WHAT IS ASKED: Return all of the entries word for word, but omit the pictures they contain.
-- THE INPUT start --
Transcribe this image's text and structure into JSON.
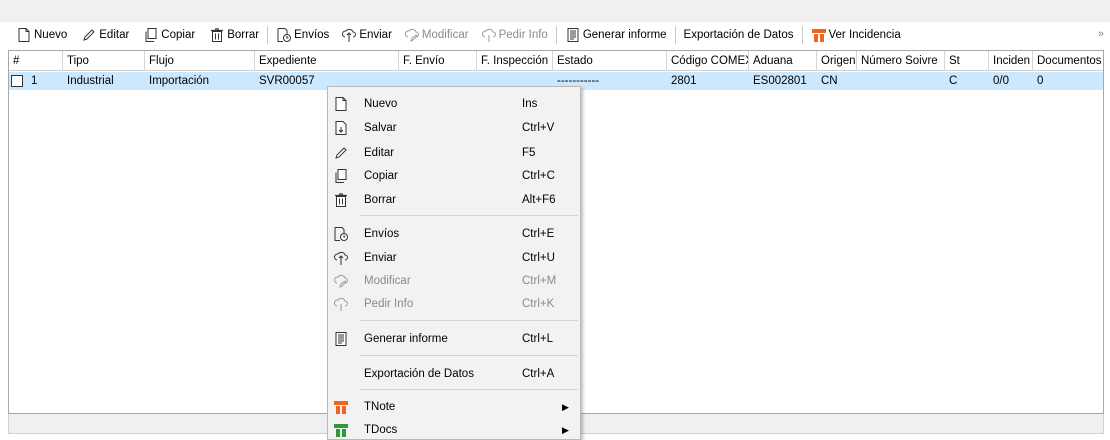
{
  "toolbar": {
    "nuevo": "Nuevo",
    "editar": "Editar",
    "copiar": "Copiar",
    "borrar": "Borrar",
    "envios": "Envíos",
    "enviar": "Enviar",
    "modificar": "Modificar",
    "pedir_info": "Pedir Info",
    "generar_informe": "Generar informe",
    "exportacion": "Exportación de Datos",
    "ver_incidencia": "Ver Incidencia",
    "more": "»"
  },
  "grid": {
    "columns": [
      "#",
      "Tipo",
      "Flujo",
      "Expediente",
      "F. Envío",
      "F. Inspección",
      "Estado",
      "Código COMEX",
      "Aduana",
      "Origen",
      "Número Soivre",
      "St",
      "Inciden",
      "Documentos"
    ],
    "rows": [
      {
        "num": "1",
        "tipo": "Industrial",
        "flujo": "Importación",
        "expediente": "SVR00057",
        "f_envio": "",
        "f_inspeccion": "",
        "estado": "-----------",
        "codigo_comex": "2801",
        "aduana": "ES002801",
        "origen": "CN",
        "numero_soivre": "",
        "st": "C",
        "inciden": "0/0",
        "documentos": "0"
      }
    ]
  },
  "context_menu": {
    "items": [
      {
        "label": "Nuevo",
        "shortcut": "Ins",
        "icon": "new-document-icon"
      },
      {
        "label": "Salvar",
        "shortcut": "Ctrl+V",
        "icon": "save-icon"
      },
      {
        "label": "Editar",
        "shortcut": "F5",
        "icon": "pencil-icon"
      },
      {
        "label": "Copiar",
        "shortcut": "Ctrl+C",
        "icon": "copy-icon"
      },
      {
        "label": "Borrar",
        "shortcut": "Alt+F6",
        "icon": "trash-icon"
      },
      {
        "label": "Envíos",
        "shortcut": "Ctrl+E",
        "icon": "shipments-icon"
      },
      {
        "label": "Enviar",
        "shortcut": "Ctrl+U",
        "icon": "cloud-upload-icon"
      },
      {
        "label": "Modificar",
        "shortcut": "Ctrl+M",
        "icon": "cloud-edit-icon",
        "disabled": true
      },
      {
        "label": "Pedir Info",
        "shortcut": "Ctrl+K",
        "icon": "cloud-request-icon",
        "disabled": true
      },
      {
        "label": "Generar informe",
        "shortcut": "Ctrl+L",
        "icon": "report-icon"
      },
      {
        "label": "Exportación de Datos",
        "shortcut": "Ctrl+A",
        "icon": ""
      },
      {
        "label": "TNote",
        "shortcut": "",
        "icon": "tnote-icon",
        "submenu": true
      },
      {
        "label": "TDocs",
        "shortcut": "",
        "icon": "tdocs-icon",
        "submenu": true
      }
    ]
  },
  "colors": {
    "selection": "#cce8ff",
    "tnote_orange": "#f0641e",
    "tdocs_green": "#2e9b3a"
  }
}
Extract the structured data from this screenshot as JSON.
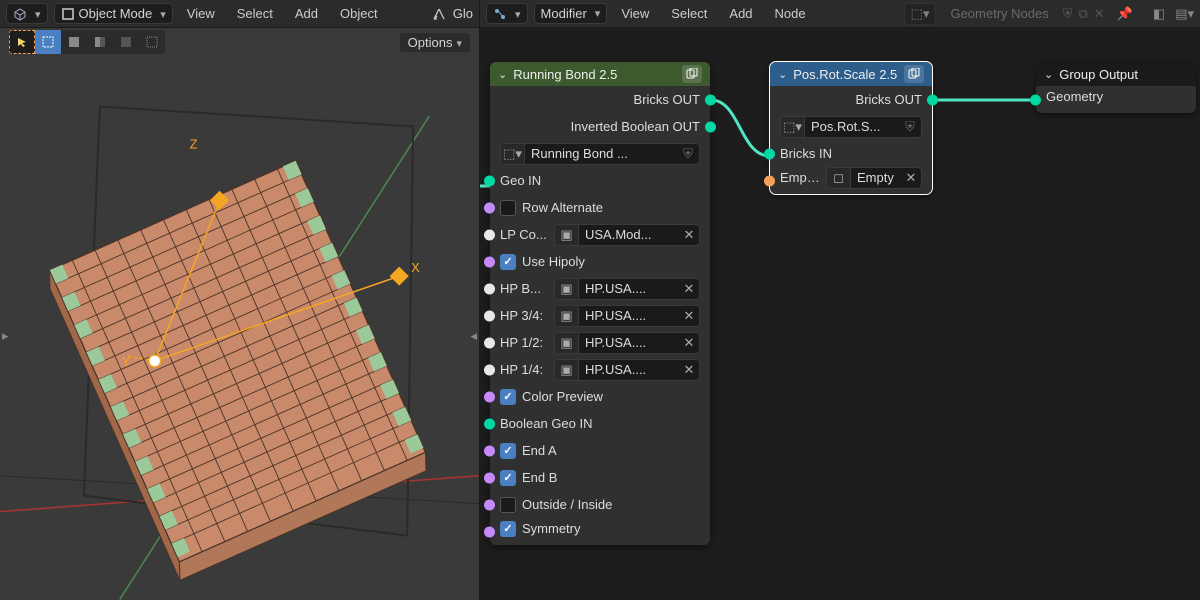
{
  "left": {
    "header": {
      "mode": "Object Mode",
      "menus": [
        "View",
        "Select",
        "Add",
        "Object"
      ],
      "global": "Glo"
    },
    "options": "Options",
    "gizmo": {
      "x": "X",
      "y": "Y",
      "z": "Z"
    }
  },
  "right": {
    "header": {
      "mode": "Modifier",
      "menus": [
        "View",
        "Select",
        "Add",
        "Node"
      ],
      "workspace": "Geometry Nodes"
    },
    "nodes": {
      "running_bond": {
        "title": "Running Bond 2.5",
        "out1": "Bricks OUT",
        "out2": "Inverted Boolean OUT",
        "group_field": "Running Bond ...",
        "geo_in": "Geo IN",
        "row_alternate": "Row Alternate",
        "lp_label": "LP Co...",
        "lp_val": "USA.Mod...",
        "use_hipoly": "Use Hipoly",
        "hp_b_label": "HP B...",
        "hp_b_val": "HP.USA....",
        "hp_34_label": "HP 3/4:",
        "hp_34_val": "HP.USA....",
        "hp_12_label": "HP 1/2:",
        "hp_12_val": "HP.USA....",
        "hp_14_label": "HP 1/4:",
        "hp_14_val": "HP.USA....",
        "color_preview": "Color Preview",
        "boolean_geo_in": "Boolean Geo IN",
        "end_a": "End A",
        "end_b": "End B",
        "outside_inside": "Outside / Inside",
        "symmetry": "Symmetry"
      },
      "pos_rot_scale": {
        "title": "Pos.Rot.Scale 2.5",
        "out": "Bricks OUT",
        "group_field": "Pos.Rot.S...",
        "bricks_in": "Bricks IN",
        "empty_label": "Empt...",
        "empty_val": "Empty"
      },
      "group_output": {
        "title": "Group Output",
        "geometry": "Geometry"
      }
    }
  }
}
-- THE INPUT end --
EXERCISE RESULT:
Transcribe this image's text and structure into JSON.
{
  "toolbar": {
    "nuevo": "Nuevo",
    "editar": "Editar",
    "copiar": "Copiar",
    "borrar": "Borrar",
    "envios": "Envíos",
    "enviar": "Enviar",
    "modificar": "Modificar",
    "pedir_info": "Pedir Info",
    "generar_informe": "Generar informe",
    "exportacion": "Exportación de Datos",
    "ver_incidencia": "Ver Incidencia",
    "more": "»"
  },
  "grid": {
    "columns": [
      "#",
      "Tipo",
      "Flujo",
      "Expediente",
      "F. Envío",
      "F. Inspección",
      "Estado",
      "Código COMEX",
      "Aduana",
      "Origen",
      "Número Soivre",
      "St",
      "Inciden",
      "Documentos"
    ],
    "rows": [
      {
        "num": "1",
        "tipo": "Industrial",
        "flujo": "Importación",
        "expediente": "SVR00057",
        "f_envio": "",
        "f_inspeccion": "",
        "estado": "-----------",
        "codigo_comex": "2801",
        "aduana": "ES002801",
        "origen": "CN",
        "numero_soivre": "",
        "st": "C",
        "inciden": "0/0",
        "documentos": "0"
      }
    ]
  },
  "context_menu": {
    "items": [
      {
        "label": "Nuevo",
        "shortcut": "Ins",
        "icon": "new-document-icon"
      },
      {
        "label": "Salvar",
        "shortcut": "Ctrl+V",
        "icon": "save-icon"
      },
      {
        "label": "Editar",
        "shortcut": "F5",
        "icon": "pencil-icon"
      },
      {
        "label": "Copiar",
        "shortcut": "Ctrl+C",
        "icon": "copy-icon"
      },
      {
        "label": "Borrar",
        "shortcut": "Alt+F6",
        "icon": "trash-icon"
      },
      {
        "label": "Envíos",
        "shortcut": "Ctrl+E",
        "icon": "shipments-icon"
      },
      {
        "label": "Enviar",
        "shortcut": "Ctrl+U",
        "icon": "cloud-upload-icon"
      },
      {
        "label": "Modificar",
        "shortcut": "Ctrl+M",
        "icon": "cloud-edit-icon",
        "disabled": true
      },
      {
        "label": "Pedir Info",
        "shortcut": "Ctrl+K",
        "icon": "cloud-request-icon",
        "disabled": true
      },
      {
        "label": "Generar informe",
        "shortcut": "Ctrl+L",
        "icon": "report-icon"
      },
      {
        "label": "Exportación de Datos",
        "shortcut": "Ctrl+A",
        "icon": ""
      },
      {
        "label": "TNote",
        "shortcut": "",
        "icon": "tnote-icon",
        "submenu": true
      },
      {
        "label": "TDocs",
        "shortcut": "",
        "icon": "tdocs-icon",
        "submenu": true
      }
    ]
  },
  "colors": {
    "selection": "#cce8ff",
    "tnote_orange": "#f0641e",
    "tdocs_green": "#2e9b3a"
  }
}
Extract the structured data from this screenshot as JSON.
{
  "left": {
    "header": {
      "mode": "Object Mode",
      "menus": [
        "View",
        "Select",
        "Add",
        "Object"
      ],
      "global": "Glo"
    },
    "options": "Options",
    "gizmo": {
      "x": "X",
      "y": "Y",
      "z": "Z"
    }
  },
  "right": {
    "header": {
      "mode": "Modifier",
      "menus": [
        "View",
        "Select",
        "Add",
        "Node"
      ],
      "workspace": "Geometry Nodes"
    },
    "nodes": {
      "running_bond": {
        "title": "Running Bond 2.5",
        "out1": "Bricks OUT",
        "out2": "Inverted Boolean OUT",
        "group_field": "Running Bond ...",
        "geo_in": "Geo IN",
        "row_alternate": "Row Alternate",
        "lp_label": "LP Co...",
        "lp_val": "USA.Mod...",
        "use_hipoly": "Use Hipoly",
        "hp_b_label": "HP B...",
        "hp_b_val": "HP.USA....",
        "hp_34_label": "HP 3/4:",
        "hp_34_val": "HP.USA....",
        "hp_12_label": "HP 1/2:",
        "hp_12_val": "HP.USA....",
        "hp_14_label": "HP 1/4:",
        "hp_14_val": "HP.USA....",
        "color_preview": "Color Preview",
        "boolean_geo_in": "Boolean Geo IN",
        "end_a": "End A",
        "end_b": "End B",
        "outside_inside": "Outside / Inside",
        "symmetry": "Symmetry"
      },
      "pos_rot_scale": {
        "title": "Pos.Rot.Scale 2.5",
        "out": "Bricks OUT",
        "group_field": "Pos.Rot.S...",
        "bricks_in": "Bricks IN",
        "empty_label": "Empt...",
        "empty_val": "Empty"
      },
      "group_output": {
        "title": "Group Output",
        "geometry": "Geometry"
      }
    }
  }
}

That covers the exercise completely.